■ SET TASK: Pull every line containing "crushed" from the entries.

(Data entries)
※
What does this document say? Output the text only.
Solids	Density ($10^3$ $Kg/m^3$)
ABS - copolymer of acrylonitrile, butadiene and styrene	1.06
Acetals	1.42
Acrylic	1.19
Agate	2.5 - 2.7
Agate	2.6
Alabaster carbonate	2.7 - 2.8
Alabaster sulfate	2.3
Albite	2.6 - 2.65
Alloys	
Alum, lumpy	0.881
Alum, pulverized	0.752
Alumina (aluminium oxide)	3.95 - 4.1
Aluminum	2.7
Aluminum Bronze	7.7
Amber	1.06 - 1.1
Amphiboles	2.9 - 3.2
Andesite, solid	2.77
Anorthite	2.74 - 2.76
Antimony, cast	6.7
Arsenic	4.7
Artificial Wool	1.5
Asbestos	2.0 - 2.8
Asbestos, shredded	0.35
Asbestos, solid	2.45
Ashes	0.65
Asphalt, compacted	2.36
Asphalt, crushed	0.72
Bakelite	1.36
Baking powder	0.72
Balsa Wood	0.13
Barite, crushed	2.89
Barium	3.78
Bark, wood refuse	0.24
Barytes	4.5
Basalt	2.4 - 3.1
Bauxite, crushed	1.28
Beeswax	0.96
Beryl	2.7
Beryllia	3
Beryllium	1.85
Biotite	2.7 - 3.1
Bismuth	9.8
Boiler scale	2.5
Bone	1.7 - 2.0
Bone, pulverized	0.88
※
■ REPLY:
Asphalt, crushed	0.72
Barite, crushed	2.89
Bauxite, crushed	1.28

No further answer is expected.